start
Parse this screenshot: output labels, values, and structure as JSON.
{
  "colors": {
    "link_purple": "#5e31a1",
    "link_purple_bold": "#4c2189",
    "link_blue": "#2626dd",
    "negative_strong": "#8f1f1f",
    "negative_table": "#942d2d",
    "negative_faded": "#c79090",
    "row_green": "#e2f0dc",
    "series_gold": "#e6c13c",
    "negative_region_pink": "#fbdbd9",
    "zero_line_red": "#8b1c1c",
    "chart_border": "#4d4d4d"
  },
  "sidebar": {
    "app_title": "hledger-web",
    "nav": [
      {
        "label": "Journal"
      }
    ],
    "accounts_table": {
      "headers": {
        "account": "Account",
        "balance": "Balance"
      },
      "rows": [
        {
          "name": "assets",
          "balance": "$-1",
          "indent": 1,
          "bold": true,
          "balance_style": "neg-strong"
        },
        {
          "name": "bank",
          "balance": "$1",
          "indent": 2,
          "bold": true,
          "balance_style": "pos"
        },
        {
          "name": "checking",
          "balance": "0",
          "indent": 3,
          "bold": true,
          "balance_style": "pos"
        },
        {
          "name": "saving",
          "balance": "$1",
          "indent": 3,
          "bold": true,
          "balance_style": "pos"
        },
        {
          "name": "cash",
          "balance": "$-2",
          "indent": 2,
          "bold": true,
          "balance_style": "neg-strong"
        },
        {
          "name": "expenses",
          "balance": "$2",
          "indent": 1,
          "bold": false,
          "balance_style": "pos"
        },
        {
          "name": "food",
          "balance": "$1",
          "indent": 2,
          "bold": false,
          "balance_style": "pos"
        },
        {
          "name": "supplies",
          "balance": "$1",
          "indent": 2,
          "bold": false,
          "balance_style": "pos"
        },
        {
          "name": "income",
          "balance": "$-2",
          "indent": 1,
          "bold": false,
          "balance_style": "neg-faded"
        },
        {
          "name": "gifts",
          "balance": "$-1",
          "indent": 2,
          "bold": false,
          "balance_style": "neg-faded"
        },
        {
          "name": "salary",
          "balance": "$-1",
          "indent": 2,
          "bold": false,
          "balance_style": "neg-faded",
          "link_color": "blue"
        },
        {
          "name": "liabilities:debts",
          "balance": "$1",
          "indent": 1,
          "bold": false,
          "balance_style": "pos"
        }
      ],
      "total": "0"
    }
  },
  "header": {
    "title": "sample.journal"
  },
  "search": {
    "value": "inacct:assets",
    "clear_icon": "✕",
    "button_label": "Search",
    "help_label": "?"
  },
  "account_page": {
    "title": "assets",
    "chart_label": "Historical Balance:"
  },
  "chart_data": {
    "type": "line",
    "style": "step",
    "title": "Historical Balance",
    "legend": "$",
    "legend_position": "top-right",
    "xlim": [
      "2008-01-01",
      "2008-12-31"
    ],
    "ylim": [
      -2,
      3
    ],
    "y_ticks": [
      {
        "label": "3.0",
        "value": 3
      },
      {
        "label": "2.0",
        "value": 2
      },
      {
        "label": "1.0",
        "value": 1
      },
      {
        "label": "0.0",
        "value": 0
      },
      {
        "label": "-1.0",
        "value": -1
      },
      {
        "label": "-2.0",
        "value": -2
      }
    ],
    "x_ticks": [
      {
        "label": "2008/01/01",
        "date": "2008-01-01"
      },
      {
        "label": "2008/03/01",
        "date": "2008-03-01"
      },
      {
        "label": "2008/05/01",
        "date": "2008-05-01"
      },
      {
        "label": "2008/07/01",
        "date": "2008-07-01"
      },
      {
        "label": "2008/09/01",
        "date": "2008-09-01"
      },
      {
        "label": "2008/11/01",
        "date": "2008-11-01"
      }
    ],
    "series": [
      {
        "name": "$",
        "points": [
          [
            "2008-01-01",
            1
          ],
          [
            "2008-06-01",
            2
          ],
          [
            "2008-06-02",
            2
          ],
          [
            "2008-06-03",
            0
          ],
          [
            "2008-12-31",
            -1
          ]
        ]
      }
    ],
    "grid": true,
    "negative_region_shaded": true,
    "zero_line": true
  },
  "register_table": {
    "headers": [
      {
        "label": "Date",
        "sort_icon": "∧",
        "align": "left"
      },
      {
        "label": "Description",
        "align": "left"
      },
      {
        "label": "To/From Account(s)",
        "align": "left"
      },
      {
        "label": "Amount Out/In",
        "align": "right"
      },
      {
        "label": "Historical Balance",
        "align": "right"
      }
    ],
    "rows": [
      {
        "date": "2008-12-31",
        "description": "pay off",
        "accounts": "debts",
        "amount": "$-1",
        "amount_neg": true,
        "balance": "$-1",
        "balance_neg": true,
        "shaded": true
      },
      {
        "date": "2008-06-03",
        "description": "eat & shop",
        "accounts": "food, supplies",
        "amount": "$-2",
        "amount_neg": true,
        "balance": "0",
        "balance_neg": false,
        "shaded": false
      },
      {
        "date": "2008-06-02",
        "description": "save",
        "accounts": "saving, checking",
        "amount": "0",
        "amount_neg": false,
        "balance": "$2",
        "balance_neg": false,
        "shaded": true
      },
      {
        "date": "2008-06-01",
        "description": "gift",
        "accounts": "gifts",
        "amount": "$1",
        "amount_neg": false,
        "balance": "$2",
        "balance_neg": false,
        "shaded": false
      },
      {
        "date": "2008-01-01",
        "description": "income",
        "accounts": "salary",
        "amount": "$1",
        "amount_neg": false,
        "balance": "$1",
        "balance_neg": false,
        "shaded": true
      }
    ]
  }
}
end
| Task details |
Print the material verbatim, all of it.

| Exercise response |
Parse this screenshot: output labels, values, and structure as JSON.
{
  "colors": {
    "link_purple": "#5e31a1",
    "link_purple_bold": "#4c2189",
    "link_blue": "#2626dd",
    "negative_strong": "#8f1f1f",
    "negative_table": "#942d2d",
    "negative_faded": "#c79090",
    "row_green": "#e2f0dc",
    "series_gold": "#e6c13c",
    "negative_region_pink": "#fbdbd9",
    "zero_line_red": "#8b1c1c",
    "chart_border": "#4d4d4d"
  },
  "sidebar": {
    "app_title": "hledger-web",
    "nav": [
      {
        "label": "Journal"
      }
    ],
    "accounts_table": {
      "headers": {
        "account": "Account",
        "balance": "Balance"
      },
      "rows": [
        {
          "name": "assets",
          "balance": "$-1",
          "indent": 1,
          "bold": true,
          "balance_style": "neg-strong"
        },
        {
          "name": "bank",
          "balance": "$1",
          "indent": 2,
          "bold": true,
          "balance_style": "pos"
        },
        {
          "name": "checking",
          "balance": "0",
          "indent": 3,
          "bold": true,
          "balance_style": "pos"
        },
        {
          "name": "saving",
          "balance": "$1",
          "indent": 3,
          "bold": true,
          "balance_style": "pos"
        },
        {
          "name": "cash",
          "balance": "$-2",
          "indent": 2,
          "bold": true,
          "balance_style": "neg-strong"
        },
        {
          "name": "expenses",
          "balance": "$2",
          "indent": 1,
          "bold": false,
          "balance_style": "pos"
        },
        {
          "name": "food",
          "balance": "$1",
          "indent": 2,
          "bold": false,
          "balance_style": "pos"
        },
        {
          "name": "supplies",
          "balance": "$1",
          "indent": 2,
          "bold": false,
          "balance_style": "pos"
        },
        {
          "name": "income",
          "balance": "$-2",
          "indent": 1,
          "bold": false,
          "balance_style": "neg-faded"
        },
        {
          "name": "gifts",
          "balance": "$-1",
          "indent": 2,
          "bold": false,
          "balance_style": "neg-faded"
        },
        {
          "name": "salary",
          "balance": "$-1",
          "indent": 2,
          "bold": false,
          "balance_style": "neg-faded",
          "link_color": "blue"
        },
        {
          "name": "liabilities:debts",
          "balance": "$1",
          "indent": 1,
          "bold": false,
          "balance_style": "pos"
        }
      ],
      "total": "0"
    }
  },
  "header": {
    "title": "sample.journal"
  },
  "search": {
    "value": "inacct:assets",
    "clear_icon": "✕",
    "button_label": "Search",
    "help_label": "?"
  },
  "account_page": {
    "title": "assets",
    "chart_label": "Historical Balance:"
  },
  "chart_data": {
    "type": "line",
    "style": "step",
    "title": "Historical Balance",
    "legend": "$",
    "legend_position": "top-right",
    "xlim": [
      "2008-01-01",
      "2008-12-31"
    ],
    "ylim": [
      -2,
      3
    ],
    "y_ticks": [
      {
        "label": "3.0",
        "value": 3
      },
      {
        "label": "2.0",
        "value": 2
      },
      {
        "label": "1.0",
        "value": 1
      },
      {
        "label": "0.0",
        "value": 0
      },
      {
        "label": "-1.0",
        "value": -1
      },
      {
        "label": "-2.0",
        "value": -2
      }
    ],
    "x_ticks": [
      {
        "label": "2008/01/01",
        "date": "2008-01-01"
      },
      {
        "label": "2008/03/01",
        "date": "2008-03-01"
      },
      {
        "label": "2008/05/01",
        "date": "2008-05-01"
      },
      {
        "label": "2008/07/01",
        "date": "2008-07-01"
      },
      {
        "label": "2008/09/01",
        "date": "2008-09-01"
      },
      {
        "label": "2008/11/01",
        "date": "2008-11-01"
      }
    ],
    "series": [
      {
        "name": "$",
        "points": [
          [
            "2008-01-01",
            1
          ],
          [
            "2008-06-01",
            2
          ],
          [
            "2008-06-02",
            2
          ],
          [
            "2008-06-03",
            0
          ],
          [
            "2008-12-31",
            -1
          ]
        ]
      }
    ],
    "grid": true,
    "negative_region_shaded": true,
    "zero_line": true
  },
  "register_table": {
    "headers": [
      {
        "label": "Date",
        "sort_icon": "∧",
        "align": "left"
      },
      {
        "label": "Description",
        "align": "left"
      },
      {
        "label": "To/From Account(s)",
        "align": "left"
      },
      {
        "label": "Amount Out/In",
        "align": "right"
      },
      {
        "label": "Historical Balance",
        "align": "right"
      }
    ],
    "rows": [
      {
        "date": "2008-12-31",
        "description": "pay off",
        "accounts": "debts",
        "amount": "$-1",
        "amount_neg": true,
        "balance": "$-1",
        "balance_neg": true,
        "shaded": true
      },
      {
        "date": "2008-06-03",
        "description": "eat & shop",
        "accounts": "food, supplies",
        "amount": "$-2",
        "amount_neg": true,
        "balance": "0",
        "balance_neg": false,
        "shaded": false
      },
      {
        "date": "2008-06-02",
        "description": "save",
        "accounts": "saving, checking",
        "amount": "0",
        "amount_neg": false,
        "balance": "$2",
        "balance_neg": false,
        "shaded": true
      },
      {
        "date": "2008-06-01",
        "description": "gift",
        "accounts": "gifts",
        "amount": "$1",
        "amount_neg": false,
        "balance": "$2",
        "balance_neg": false,
        "shaded": false
      },
      {
        "date": "2008-01-01",
        "description": "income",
        "accounts": "salary",
        "amount": "$1",
        "amount_neg": false,
        "balance": "$1",
        "balance_neg": false,
        "shaded": true
      }
    ]
  }
}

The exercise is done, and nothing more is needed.